Louis Kronberg (1872–1965) was an American figure painter, art dealer, advisor, and teacher. Among his best-known works are Behind the Footlights (Pennsylvania Academy, Philadelphia) and The Pink Sash (Metropolitan Museum, New York).

Biography 
Kronberg was born in Boston on December 20, 1872. He studied at the Boston Museum School, under Edmund C. Tarbell and Frank Weston Benson, where he earned a Longfellow Traveling Scholarship. Kronberg also studied at the Art Students' League, New York, and at the Académie Julian (1894–1896) under Jean-Paul Laurens and Jean-Joseph Benjamin-Constant, and privately with Raphaël Collin.  In Paris, Kronberg became enamored with the works of Edgar Degas and proficiently painted ballet and Spanish dancers within theatre settings.

**What is being asked**. Can you write out the section of the Louis Kronberg passage that begins at the words "Louis Kronberg (1872–1965)" and stops after "Museum, New York)."?

**Dataset content**.
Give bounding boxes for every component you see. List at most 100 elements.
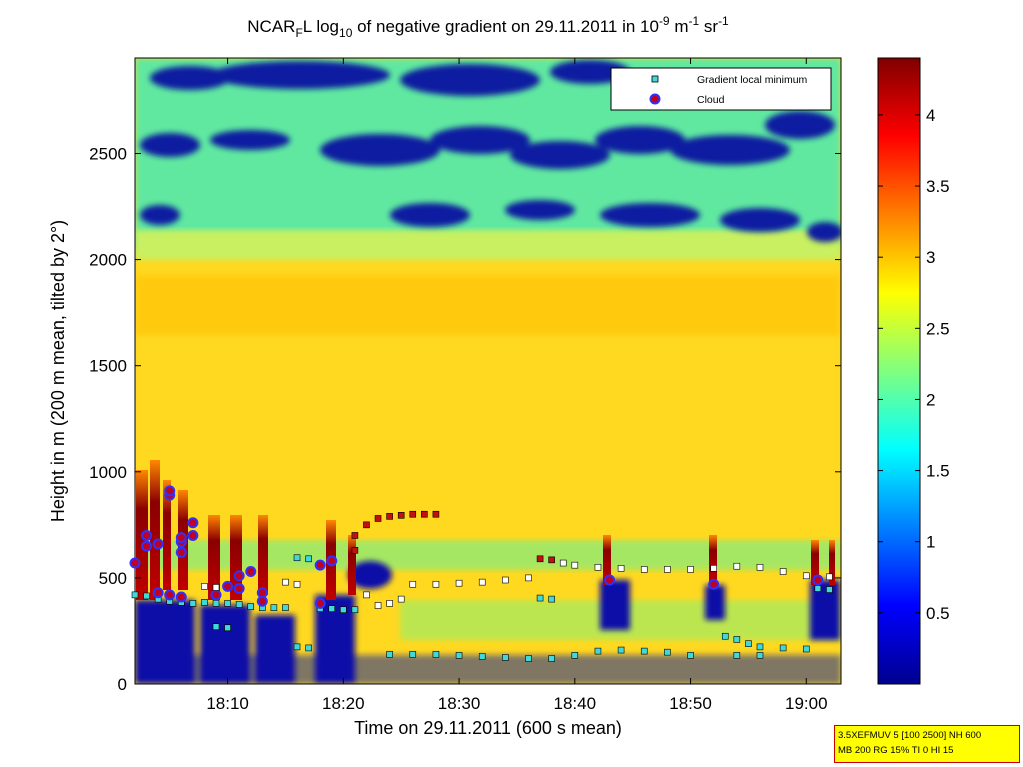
cloud-marker [187,517,199,529]
minimum-marker [131,591,139,599]
minimum-marker [617,646,625,654]
x-tick-label: 18:10 [206,694,249,713]
minimum-marker [664,648,671,656]
cloud-marker [175,546,187,558]
minimum-marker [201,599,208,606]
cloud-marker [141,529,153,541]
minimum-marker [293,643,301,651]
cloud-marker [233,583,245,595]
minimum-marker [409,650,417,658]
cloud-marker [210,589,222,601]
gradient-marker [397,595,405,603]
y-tick-label: 2000 [89,251,127,270]
gradient-marker [826,573,833,581]
y-tick-label: 500 [99,569,127,588]
minimum-marker [721,632,729,640]
y-tick-label: 2500 [89,144,127,163]
minimum-marker [733,652,741,659]
minimum-marker [143,592,150,600]
minimum-marker [745,640,752,647]
y-tick-label: 0 [118,675,127,694]
cloud-marker [175,532,187,544]
gradient-marker [779,568,787,575]
colorbar-tick-label: 3.5 [926,177,950,196]
title-log-sub: 10 [339,26,353,40]
gradient-marker [559,559,567,567]
cloud-marker [604,574,616,586]
minimum-marker [802,645,810,653]
minimum-marker [247,603,255,610]
title-prefix: NCAR [247,17,295,36]
title-prefix-sub: F [295,26,302,40]
cloud-marker [314,559,326,571]
minimum-marker [386,650,393,658]
title-mid: L log [303,17,339,36]
gradient-marker [802,572,810,580]
minimum-marker [224,600,231,607]
legend-box [610,67,832,111]
upper-blue-patches [140,60,841,242]
gradient-marker [421,510,428,518]
gradient-marker [687,566,694,573]
colorbar-tick-label: 0.5 [926,604,950,623]
minimum-marker [224,624,231,632]
gradient-marker [525,574,532,582]
heatmap-mid-orange [135,275,841,335]
minimum-marker [779,644,787,652]
minimum-marker [548,595,555,603]
minimum-marker [826,586,833,593]
gradient-marker [710,565,717,572]
gradient-marker [363,591,370,599]
gradient-marker [351,547,359,554]
gradient-marker [212,584,220,591]
minimum-marker [733,636,741,643]
legend-minimum-label: Gradient local minimum [697,74,808,86]
colorbar-tick-label: 1 [926,533,935,552]
colorbar-tick-label: 3 [926,248,935,267]
x-tick-label: 18:20 [322,694,365,713]
gradient-marker [594,563,602,571]
minimum-marker [270,604,278,611]
minimum-marker [548,655,555,662]
cloud-marker [812,574,824,586]
marker-layer [129,485,833,662]
colorbar-ticks: 0.5 1 1.5 2 2.5 3 3.5 4 [878,106,950,623]
colorbar-tick-label: 1.5 [926,462,950,481]
gradient-marker [455,579,463,587]
gradient-marker [363,521,370,529]
minimum-marker [351,606,359,614]
minimum-marker [340,606,347,614]
legend-minimum-marker [651,75,659,83]
minimum-marker [212,600,220,607]
gradient-marker [409,510,417,518]
cloud-marker [152,538,164,550]
gradient-marker [432,510,440,518]
colorbar-tick-label: 2 [926,390,935,409]
cloud-marker [164,485,176,497]
gradient-marker [617,565,625,572]
x-axis-label: Time on 29.11.2011 (600 s mean) [354,718,622,738]
minimum-marker [478,653,486,660]
title-exp2: -1 [689,14,700,28]
x-tick-label: 18:50 [669,694,712,713]
minimum-marker [571,652,579,659]
cloud-marker [233,570,245,582]
minimum-marker [189,600,197,607]
minimum-marker [687,652,694,659]
minimum-marker [756,643,764,651]
gradient-marker [409,580,417,588]
x-tick-label: 18:40 [554,694,597,713]
gradient-marker [536,555,544,563]
y-axis-label: Height in m (200 m mean, tilted by 2°) [48,220,68,522]
cloud-marker [256,595,268,607]
y-tick-label: 1500 [89,357,127,376]
minimum-marker [594,647,602,655]
chart-title: NCARFL log10 of negative gradient on 29.… [247,14,729,40]
cloud-marker [175,591,187,603]
minimum-marker [305,644,312,652]
plot-frame [134,57,842,685]
gradient-marker [386,600,393,607]
x-tick-label: 19:00 [785,694,828,713]
cloud-marker [314,597,326,609]
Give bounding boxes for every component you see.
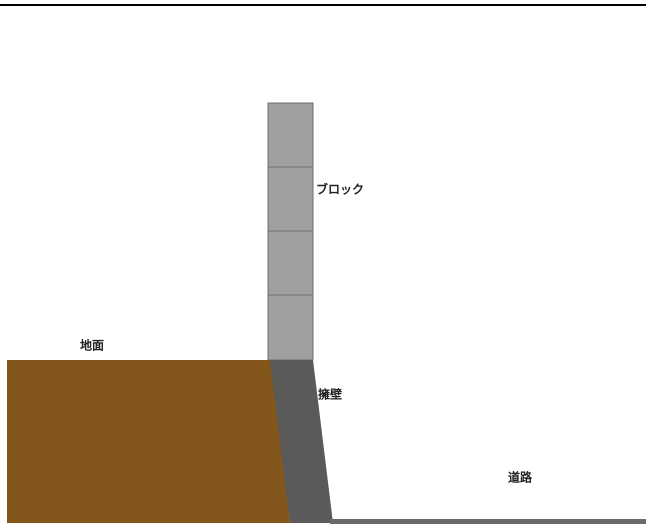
ground-label: 地面 [80,338,104,353]
block-column [267,102,314,361]
retaining-wall-label: 擁壁 [318,387,342,402]
block [267,102,314,168]
block [267,166,314,232]
block [267,294,314,361]
retaining-wall [270,360,333,523]
block-label: ブロック [316,182,364,197]
block [267,230,314,296]
ground [7,360,290,523]
road-label: 道路 [508,470,533,485]
road [330,519,646,524]
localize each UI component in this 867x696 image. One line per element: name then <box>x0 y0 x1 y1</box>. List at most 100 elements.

**Result for this exercise**.
Louis Kronberg (1872–1965) was an American figure painter, art dealer, advisor, and teacher. Among his best-known works are Behind the Footlights (Pennsylvania Academy, Philadelphia) and The Pink Sash (Metropolitan Museum, New York).